**INPUT ROWS**
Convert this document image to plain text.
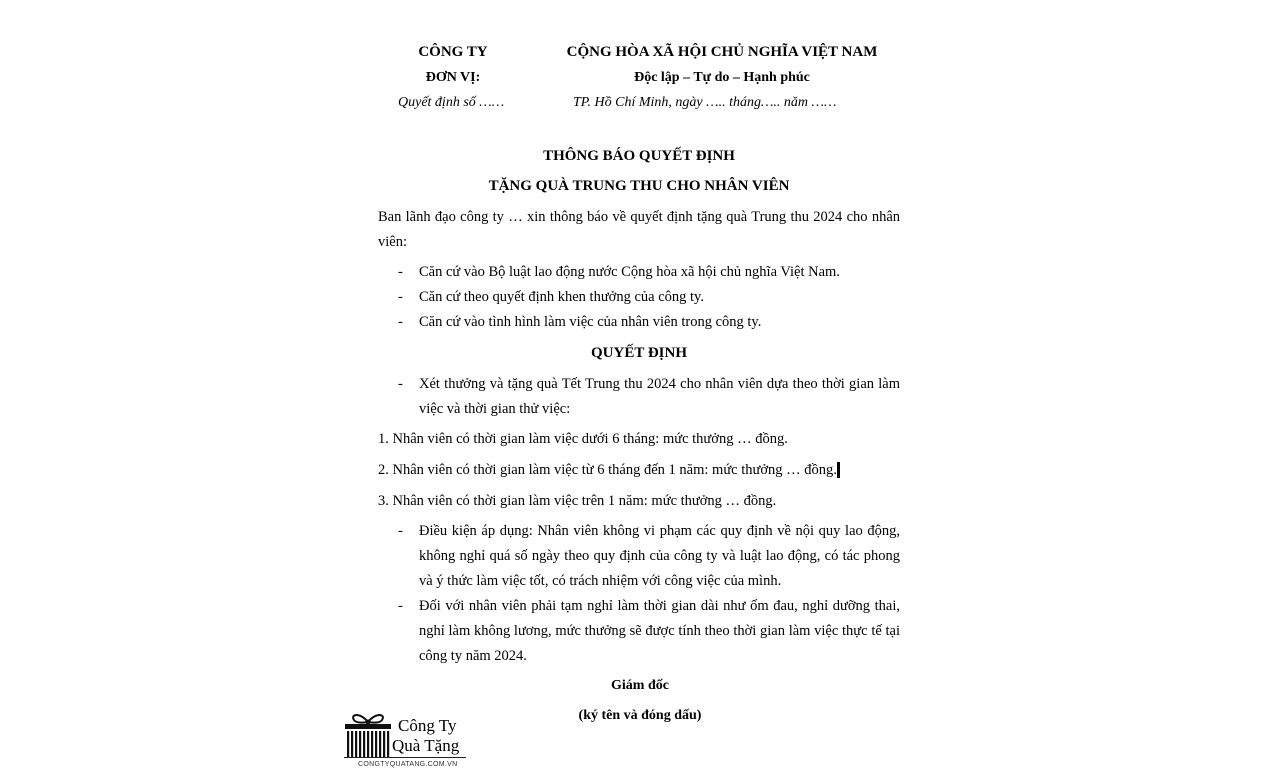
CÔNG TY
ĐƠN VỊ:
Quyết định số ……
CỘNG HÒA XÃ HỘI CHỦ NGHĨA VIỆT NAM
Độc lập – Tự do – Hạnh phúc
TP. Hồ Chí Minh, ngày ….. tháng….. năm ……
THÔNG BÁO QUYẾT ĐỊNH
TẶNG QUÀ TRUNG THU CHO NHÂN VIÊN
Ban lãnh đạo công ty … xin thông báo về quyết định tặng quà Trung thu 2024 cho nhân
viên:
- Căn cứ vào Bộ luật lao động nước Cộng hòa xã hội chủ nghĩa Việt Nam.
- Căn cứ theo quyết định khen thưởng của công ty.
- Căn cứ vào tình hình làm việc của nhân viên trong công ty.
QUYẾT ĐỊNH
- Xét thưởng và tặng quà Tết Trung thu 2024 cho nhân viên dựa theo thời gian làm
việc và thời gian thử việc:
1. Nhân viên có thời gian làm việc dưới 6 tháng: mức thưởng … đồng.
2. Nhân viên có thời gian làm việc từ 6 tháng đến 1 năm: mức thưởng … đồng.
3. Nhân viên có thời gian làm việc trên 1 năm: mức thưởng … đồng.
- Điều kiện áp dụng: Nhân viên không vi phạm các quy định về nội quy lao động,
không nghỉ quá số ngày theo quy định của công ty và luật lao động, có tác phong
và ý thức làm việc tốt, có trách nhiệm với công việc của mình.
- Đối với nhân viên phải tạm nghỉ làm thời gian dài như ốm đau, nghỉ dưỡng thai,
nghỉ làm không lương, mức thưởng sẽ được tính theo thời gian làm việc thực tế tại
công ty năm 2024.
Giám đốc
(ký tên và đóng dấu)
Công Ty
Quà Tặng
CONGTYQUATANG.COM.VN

---

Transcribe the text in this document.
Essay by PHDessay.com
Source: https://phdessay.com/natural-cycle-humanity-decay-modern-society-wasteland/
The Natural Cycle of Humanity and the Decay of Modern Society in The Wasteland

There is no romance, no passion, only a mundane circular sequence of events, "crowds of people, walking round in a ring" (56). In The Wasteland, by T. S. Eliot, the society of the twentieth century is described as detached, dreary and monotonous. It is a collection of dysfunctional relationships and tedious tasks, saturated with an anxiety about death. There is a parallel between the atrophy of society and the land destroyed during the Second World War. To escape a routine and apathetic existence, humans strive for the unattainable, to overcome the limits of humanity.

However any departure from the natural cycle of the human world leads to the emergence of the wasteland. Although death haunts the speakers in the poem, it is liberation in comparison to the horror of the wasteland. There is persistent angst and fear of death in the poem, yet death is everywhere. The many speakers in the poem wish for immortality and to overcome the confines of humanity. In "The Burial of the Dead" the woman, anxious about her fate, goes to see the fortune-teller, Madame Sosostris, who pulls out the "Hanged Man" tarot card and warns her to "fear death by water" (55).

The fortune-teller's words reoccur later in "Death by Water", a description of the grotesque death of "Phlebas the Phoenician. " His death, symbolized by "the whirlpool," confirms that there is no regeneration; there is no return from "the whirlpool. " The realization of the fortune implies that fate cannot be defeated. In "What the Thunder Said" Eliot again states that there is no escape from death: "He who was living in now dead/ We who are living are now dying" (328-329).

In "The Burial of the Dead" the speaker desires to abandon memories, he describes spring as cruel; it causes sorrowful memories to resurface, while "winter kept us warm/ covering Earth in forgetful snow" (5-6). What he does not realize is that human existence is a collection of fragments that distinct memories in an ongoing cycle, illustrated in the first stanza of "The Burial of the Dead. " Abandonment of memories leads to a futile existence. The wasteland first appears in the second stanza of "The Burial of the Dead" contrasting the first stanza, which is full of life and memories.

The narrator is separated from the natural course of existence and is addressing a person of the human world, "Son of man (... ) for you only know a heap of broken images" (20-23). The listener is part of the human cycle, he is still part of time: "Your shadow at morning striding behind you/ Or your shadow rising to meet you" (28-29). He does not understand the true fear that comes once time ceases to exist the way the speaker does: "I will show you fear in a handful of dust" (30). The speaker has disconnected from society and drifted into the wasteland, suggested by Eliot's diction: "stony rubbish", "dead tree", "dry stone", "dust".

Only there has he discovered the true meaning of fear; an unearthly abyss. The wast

**EXERCISE DETAILS**
Give the number of lines in the listing above that contain "nghỉ", and nothing else.

**WRITTEN ANSWER**
3